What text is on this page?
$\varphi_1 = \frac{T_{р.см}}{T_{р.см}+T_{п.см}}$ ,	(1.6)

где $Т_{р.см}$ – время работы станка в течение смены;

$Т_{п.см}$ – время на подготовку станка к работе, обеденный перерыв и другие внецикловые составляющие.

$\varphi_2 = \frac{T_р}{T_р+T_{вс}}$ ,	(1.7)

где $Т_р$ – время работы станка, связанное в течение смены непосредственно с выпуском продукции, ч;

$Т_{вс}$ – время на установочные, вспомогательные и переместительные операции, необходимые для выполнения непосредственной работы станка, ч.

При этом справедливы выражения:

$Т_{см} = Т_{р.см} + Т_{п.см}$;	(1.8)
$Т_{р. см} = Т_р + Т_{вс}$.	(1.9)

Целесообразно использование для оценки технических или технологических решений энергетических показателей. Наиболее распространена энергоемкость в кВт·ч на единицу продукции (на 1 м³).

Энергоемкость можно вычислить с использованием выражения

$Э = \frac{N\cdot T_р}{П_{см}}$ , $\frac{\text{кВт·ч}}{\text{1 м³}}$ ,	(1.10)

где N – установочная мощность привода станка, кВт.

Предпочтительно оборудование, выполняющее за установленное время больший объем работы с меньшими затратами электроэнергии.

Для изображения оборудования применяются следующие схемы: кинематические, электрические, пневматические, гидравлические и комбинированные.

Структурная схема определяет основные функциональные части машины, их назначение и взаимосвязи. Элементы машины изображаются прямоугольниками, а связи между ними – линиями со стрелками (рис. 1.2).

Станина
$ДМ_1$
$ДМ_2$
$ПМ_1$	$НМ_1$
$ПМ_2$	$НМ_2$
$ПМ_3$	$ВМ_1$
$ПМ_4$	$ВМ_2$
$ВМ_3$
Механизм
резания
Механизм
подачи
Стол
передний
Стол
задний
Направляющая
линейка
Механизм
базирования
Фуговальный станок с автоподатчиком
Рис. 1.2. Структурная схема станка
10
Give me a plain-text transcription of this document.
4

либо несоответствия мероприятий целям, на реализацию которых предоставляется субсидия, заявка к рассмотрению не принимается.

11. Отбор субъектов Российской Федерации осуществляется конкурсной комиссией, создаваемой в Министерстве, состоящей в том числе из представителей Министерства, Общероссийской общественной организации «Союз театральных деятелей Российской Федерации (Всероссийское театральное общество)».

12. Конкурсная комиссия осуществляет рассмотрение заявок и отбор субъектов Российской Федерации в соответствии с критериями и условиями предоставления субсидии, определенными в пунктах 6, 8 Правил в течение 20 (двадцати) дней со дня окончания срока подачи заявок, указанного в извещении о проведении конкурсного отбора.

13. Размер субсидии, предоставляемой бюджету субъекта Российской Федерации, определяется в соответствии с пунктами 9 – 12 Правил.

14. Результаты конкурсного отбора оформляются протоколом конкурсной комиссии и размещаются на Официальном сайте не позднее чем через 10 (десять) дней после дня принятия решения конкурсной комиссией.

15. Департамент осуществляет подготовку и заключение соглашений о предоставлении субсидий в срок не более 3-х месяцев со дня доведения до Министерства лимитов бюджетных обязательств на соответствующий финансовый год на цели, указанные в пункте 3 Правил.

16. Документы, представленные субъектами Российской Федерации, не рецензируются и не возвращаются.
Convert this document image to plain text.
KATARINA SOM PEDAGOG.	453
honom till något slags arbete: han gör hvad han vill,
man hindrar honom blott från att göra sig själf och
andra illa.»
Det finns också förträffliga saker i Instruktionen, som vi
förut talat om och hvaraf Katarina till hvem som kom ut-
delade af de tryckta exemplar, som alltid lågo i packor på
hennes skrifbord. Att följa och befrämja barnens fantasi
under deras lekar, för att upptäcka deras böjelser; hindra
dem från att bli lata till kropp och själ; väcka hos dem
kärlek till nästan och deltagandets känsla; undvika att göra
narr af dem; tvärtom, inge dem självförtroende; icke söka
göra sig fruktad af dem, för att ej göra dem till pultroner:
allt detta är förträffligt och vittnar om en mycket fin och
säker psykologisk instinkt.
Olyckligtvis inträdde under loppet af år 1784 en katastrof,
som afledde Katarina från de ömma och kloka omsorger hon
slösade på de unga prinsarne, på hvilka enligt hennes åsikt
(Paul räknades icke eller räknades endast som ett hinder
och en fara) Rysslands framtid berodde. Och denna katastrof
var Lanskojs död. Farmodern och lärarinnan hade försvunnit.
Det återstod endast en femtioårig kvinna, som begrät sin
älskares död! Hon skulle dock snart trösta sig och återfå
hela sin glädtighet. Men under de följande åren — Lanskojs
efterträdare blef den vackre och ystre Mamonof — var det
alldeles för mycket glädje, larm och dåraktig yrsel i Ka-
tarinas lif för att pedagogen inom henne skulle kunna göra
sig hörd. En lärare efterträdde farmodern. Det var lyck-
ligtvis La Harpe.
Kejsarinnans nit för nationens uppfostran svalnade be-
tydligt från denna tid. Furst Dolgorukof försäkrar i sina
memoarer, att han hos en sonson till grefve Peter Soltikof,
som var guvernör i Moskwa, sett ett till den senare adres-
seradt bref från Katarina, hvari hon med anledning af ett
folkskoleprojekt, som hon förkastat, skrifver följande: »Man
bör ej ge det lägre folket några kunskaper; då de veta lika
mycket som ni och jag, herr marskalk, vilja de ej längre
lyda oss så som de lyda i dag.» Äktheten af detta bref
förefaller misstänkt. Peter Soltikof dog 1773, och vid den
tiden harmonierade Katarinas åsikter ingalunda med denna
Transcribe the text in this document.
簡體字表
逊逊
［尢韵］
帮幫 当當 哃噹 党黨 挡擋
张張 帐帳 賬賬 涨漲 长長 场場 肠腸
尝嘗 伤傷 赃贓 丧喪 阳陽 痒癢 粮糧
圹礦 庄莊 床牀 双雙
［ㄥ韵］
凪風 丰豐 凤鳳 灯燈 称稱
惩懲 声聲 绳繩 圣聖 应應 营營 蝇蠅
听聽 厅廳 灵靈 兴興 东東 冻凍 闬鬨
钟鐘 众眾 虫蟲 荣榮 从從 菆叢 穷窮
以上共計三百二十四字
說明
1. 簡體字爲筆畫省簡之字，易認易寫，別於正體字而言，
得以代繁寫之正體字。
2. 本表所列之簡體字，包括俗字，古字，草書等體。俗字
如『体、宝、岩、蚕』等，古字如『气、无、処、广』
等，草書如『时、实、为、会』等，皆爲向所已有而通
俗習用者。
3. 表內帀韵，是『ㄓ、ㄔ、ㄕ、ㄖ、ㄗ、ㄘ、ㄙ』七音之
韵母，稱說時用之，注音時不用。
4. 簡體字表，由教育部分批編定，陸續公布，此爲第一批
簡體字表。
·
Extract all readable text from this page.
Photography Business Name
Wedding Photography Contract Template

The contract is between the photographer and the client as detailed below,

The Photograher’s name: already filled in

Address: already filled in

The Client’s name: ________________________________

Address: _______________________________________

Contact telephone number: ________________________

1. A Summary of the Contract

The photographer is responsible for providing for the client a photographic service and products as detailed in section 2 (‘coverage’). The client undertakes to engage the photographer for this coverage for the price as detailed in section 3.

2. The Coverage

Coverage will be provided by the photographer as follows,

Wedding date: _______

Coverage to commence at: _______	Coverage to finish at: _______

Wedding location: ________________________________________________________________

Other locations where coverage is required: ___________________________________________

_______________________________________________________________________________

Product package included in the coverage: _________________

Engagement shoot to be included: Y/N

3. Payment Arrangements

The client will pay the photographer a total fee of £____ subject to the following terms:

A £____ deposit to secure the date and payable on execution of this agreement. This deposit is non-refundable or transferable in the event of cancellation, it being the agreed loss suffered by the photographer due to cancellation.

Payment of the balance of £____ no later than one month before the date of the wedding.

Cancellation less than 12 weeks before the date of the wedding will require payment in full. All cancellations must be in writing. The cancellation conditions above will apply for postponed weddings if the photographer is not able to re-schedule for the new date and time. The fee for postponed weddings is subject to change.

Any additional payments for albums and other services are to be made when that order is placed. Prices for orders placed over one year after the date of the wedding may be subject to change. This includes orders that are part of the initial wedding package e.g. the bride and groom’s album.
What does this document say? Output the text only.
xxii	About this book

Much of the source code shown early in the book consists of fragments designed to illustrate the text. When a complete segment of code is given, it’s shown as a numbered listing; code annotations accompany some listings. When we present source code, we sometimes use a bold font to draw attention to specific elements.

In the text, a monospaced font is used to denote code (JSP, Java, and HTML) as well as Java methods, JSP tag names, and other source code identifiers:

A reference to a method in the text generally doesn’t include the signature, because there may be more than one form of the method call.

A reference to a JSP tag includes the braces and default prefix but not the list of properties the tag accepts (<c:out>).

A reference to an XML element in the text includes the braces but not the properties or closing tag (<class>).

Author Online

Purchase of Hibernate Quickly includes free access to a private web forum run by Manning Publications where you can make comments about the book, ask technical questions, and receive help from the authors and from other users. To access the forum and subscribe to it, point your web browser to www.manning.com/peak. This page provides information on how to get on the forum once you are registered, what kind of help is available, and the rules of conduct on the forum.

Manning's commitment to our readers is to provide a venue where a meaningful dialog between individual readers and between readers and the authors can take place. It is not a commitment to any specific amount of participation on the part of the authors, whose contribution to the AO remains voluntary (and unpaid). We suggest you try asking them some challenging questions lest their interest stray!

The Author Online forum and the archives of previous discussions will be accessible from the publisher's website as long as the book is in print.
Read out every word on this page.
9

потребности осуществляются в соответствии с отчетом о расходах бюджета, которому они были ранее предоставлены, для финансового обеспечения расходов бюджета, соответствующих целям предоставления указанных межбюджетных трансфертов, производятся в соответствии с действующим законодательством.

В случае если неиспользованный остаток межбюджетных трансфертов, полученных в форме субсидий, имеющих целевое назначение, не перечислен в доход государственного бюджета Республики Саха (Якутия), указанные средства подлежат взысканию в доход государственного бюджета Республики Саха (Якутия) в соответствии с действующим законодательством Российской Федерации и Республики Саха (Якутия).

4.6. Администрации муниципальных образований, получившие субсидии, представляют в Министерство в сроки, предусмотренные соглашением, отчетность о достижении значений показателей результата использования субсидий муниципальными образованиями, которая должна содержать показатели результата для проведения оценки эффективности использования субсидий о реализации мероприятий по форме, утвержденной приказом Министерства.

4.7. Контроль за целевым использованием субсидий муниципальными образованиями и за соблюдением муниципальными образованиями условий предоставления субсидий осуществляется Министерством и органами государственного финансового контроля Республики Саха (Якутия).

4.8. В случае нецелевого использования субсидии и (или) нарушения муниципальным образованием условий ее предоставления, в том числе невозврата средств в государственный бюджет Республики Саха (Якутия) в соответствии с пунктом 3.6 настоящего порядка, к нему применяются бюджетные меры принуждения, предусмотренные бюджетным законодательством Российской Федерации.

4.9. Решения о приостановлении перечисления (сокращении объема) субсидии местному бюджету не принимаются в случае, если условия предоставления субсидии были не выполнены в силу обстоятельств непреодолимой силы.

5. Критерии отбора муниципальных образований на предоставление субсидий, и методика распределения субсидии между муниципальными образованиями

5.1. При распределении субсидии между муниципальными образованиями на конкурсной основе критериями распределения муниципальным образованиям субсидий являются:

########

(Exercise aim) Using the material above, report each line where "государственного" occurs.

(Full answer)
В случае если неиспользованный остаток межбюджетных трансфертов, полученных в форме субсидий, имеющих целевое назначение, не перечислен в доход государственного бюджета Республики Саха (Якутия), указанные средства подлежат взысканию в доход государственного бюджета Республики Саха (Якутия) в соответствии с действующим законодательством Российской Федерации и Республики Саха (Якутия).
4.7. Контроль за целевым использованием субсидий муниципальными образованиями и за соблюдением муниципальными образованиями условий предоставления субсидий осуществляется Министерством и органами государственного финансового контроля Республики Саха (Якутия).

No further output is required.